■ **EXCERPT**
:::::

University of Wisconsin (UW) remains a leader in education, training, research, and demonstration projects in lakes and rivers. For river and lake work, many specialists are working as a team in hydrology, limnology, and earth sciences. Check out The Yahara 2070 plan for additional information. This example shows how the State of Wisconsin and the UW system remain thought leaders in Great Lakes water policy and natural resource protection required for water supply.

Wisconsin DNR agency takes a realistic, balanced approach. By side stepping the current unproductive debate about climate change causation (human, natural or some combination), the state frees up limited resources to focus on realistic state agency responses to mostly water related events: http://dnr.wi.gov/topic/greatlakes/climatechange.html

The US and Canada are now engaged in the world’s largest research study of water supply funded at $500 million over the next seven years studying mountain regions for snow pack. This research will include 12 countries and 27 universities plus other NGOs.

:::::

■ **EXERCISE REQUIREMENTS**
1) From the excerpt on Wisconsin water research and policy, list the fields in which the team of river and lake specialists works.
2) Write out the stretch of the excerpt on Wisconsin water research and policy from "The US and Canada" through "plus other NGOs.".

:::::

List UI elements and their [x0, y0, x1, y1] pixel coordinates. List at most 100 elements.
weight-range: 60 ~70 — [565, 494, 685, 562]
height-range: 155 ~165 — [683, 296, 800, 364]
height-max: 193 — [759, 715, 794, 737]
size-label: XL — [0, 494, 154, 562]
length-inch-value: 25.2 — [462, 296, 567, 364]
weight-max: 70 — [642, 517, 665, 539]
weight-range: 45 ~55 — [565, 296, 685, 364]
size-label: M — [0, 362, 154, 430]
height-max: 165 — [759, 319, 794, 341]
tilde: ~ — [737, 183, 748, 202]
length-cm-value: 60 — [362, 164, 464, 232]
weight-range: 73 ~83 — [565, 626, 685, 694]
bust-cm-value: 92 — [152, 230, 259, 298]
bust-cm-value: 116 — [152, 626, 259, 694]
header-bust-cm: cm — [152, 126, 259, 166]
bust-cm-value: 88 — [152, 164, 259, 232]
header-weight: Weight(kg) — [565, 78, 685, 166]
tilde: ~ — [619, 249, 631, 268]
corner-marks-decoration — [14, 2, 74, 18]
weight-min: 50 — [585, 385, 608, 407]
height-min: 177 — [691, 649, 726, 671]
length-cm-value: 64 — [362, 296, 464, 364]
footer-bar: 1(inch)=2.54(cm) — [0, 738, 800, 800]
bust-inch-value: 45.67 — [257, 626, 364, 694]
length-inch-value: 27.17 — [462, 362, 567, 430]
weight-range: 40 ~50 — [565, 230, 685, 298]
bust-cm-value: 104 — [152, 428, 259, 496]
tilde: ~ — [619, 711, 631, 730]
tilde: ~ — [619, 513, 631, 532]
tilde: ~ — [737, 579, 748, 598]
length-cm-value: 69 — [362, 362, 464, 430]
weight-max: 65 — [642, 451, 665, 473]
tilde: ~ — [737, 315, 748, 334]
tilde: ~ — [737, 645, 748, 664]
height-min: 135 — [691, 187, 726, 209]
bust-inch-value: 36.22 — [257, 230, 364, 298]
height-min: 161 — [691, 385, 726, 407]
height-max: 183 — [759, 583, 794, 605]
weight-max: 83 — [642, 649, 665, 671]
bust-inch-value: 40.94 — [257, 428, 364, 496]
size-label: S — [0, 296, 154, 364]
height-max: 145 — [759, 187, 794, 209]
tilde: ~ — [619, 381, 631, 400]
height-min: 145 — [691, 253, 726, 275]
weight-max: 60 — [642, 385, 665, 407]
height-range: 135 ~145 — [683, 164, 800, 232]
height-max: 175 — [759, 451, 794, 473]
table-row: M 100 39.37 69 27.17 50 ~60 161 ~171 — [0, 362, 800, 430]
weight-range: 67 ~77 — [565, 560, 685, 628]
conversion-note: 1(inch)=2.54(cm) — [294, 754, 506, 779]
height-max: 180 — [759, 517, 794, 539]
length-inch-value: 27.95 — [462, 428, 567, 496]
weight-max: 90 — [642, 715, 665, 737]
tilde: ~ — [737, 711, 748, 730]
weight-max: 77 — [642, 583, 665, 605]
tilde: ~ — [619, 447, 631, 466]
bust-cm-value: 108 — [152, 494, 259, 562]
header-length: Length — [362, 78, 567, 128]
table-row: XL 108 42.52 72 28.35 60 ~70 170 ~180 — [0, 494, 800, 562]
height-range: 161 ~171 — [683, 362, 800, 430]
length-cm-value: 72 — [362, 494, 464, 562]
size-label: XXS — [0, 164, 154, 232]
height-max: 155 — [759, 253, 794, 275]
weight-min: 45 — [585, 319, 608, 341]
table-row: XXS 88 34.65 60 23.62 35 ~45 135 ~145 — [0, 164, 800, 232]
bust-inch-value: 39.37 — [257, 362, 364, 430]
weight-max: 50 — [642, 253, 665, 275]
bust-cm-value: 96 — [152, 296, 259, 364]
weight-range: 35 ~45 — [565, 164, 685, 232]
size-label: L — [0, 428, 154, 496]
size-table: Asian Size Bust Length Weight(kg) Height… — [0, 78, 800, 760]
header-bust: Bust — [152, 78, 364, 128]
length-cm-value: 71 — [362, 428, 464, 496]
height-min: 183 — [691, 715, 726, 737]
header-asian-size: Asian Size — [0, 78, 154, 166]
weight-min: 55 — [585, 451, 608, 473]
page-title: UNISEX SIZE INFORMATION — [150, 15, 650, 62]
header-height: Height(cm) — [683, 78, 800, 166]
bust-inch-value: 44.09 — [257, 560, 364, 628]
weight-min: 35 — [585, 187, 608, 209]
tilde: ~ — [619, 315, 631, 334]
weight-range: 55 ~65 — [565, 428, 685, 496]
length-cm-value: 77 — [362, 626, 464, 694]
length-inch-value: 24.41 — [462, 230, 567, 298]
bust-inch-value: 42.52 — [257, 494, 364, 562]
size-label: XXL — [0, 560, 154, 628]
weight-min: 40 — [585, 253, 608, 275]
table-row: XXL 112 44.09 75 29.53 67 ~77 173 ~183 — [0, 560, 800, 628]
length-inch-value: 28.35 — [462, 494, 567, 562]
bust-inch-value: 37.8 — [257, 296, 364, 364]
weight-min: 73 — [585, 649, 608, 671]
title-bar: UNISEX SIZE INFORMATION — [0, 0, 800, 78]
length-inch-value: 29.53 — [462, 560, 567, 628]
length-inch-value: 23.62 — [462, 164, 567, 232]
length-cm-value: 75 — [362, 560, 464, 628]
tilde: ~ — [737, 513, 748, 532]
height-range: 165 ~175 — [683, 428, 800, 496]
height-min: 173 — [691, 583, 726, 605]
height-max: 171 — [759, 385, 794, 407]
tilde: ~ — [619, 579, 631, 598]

:::::

■ **COMPLETED EXERCISE**
1)
- hydrology
- limnology
- earth sciences

2)
The US and Canada are now engaged in the world’s largest research study of water supply funded at $500 million over the next seven years studying mountain regions for snow pack. This research will include 12 countries and 27 universities plus other NGOs.